What needs to be done
Reproduce the listing below without any change.

(Extracted records)
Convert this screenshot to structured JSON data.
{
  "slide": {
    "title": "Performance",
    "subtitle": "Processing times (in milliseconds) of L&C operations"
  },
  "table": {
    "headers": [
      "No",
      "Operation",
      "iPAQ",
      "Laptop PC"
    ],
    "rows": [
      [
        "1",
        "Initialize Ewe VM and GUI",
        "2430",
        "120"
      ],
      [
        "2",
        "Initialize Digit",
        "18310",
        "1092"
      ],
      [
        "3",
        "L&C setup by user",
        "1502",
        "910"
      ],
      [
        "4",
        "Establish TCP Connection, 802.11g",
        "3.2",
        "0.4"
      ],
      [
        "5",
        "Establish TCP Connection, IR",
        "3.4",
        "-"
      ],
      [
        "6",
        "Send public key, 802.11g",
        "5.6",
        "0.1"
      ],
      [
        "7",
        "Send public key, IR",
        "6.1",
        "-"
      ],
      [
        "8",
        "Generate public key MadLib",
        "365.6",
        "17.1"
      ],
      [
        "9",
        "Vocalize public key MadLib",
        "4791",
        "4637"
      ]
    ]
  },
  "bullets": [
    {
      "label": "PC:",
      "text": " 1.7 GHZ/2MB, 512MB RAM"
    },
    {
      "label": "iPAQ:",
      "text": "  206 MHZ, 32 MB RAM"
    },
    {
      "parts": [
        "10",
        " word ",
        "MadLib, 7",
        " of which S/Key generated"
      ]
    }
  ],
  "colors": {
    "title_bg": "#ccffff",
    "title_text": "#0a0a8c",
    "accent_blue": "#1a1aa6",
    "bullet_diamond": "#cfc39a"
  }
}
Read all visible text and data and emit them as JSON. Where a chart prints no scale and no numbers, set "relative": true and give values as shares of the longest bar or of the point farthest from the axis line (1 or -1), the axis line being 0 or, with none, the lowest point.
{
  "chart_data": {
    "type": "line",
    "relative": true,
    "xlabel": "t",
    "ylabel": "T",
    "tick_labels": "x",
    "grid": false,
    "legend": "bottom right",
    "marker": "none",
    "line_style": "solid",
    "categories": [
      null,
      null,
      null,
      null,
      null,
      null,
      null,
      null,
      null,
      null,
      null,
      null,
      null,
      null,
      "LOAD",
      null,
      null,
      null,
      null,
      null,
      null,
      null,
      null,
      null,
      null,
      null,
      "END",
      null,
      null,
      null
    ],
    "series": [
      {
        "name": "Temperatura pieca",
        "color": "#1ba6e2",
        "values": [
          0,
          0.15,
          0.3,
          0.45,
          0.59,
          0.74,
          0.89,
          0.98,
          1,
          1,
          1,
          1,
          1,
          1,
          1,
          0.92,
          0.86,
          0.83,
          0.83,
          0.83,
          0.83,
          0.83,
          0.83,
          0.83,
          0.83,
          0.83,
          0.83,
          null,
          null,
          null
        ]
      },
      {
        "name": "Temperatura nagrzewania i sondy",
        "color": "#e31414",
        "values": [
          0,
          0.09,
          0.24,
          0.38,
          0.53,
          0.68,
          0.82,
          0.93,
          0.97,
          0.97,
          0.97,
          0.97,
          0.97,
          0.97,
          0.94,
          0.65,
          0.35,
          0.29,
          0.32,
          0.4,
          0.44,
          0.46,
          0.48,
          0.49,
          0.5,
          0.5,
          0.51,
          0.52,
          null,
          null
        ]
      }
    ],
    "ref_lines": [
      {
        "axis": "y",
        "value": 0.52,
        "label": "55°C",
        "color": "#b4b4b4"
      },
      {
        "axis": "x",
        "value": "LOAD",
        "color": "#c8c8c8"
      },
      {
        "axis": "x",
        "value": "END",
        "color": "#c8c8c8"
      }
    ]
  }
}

Correct answer
Convert this screenshot to structured JSON data.
{
  "slide": {
    "title": "Performance",
    "subtitle": "Processing times (in milliseconds) of L&C operations"
  },
  "table": {
    "headers": [
      "No",
      "Operation",
      "iPAQ",
      "Laptop PC"
    ],
    "rows": [
      [
        "1",
        "Initialize Ewe VM and GUI",
        "2430",
        "120"
      ],
      [
        "2",
        "Initialize Digit",
        "18310",
        "1092"
      ],
      [
        "3",
        "L&C setup by user",
        "1502",
        "910"
      ],
      [
        "4",
        "Establish TCP Connection, 802.11g",
        "3.2",
        "0.4"
      ],
      [
        "5",
        "Establish TCP Connection, IR",
        "3.4",
        "-"
      ],
      [
        "6",
        "Send public key, 802.11g",
        "5.6",
        "0.1"
      ],
      [
        "7",
        "Send public key, IR",
        "6.1",
        "-"
      ],
      [
        "8",
        "Generate public key MadLib",
        "365.6",
        "17.1"
      ],
      [
        "9",
        "Vocalize public key MadLib",
        "4791",
        "4637"
      ]
    ]
  },
  "bullets": [
    {
      "label": "PC:",
      "text": " 1.7 GHZ/2MB, 512MB RAM"
    },
    {
      "label": "iPAQ:",
      "text": "  206 MHZ, 32 MB RAM"
    },
    {
      "parts": [
        "10",
        " word ",
        "MadLib, 7",
        " of which S/Key generated"
      ]
    }
  ],
  "colors": {
    "title_bg": "#ccffff",
    "title_text": "#0a0a8c",
    "accent_blue": "#1a1aa6",
    "bullet_diamond": "#cfc39a"
  }
}
Read all visible text and data and emit them as JSON. Where a chart prints no scale and no numbers, set "relative": true and give values as shares of the longest bar or of the point farthest from the axis line (1 or -1), the axis line being 0 or, with none, the lowest point.
{
  "chart_data": {
    "type": "line",
    "relative": true,
    "xlabel": "t",
    "ylabel": "T",
    "tick_labels": "x",
    "grid": false,
    "legend": "bottom right",
    "marker": "none",
    "line_style": "solid",
    "categories": [
      null,
      null,
      null,
      null,
      null,
      null,
      null,
      null,
      null,
      null,
      null,
      null,
      null,
      null,
      "LOAD",
      null,
      null,
      null,
      null,
      null,
      null,
      null,
      null,
      null,
      null,
      null,
      "END",
      null,
      null,
      null
    ],
    "series": [
      {
        "name": "Temperatura pieca",
        "color": "#1ba6e2",
        "values": [
          0,
          0.15,
          0.3,
          0.45,
          0.59,
          0.74,
          0.89,
          0.98,
          1,
          1,
          1,
          1,
          1,
          1,
          1,
          0.92,
          0.86,
          0.83,
          0.83,
          0.83,
          0.83,
          0.83,
          0.83,
          0.83,
          0.83,
          0.83,
          0.83,
          null,
          null,
          null
        ]
      },
      {
        "name": "Temperatura nagrzewania i sondy",
        "color": "#e31414",
        "values": [
          0,
          0.09,
          0.24,
          0.38,
          0.53,
          0.68,
          0.82,
          0.93,
          0.97,
          0.97,
          0.97,
          0.97,
          0.97,
          0.97,
          0.94,
          0.65,
          0.35,
          0.29,
          0.32,
          0.4,
          0.44,
          0.46,
          0.48,
          0.49,
          0.5,
          0.5,
          0.51,
          0.52,
          null,
          null
        ]
      }
    ],
    "ref_lines": [
      {
        "axis": "y",
        "value": 0.52,
        "label": "55°C",
        "color": "#b4b4b4"
      },
      {
        "axis": "x",
        "value": "LOAD",
        "color": "#c8c8c8"
      },
      {
        "axis": "x",
        "value": "END",
        "color": "#c8c8c8"
      }
    ]
  }
}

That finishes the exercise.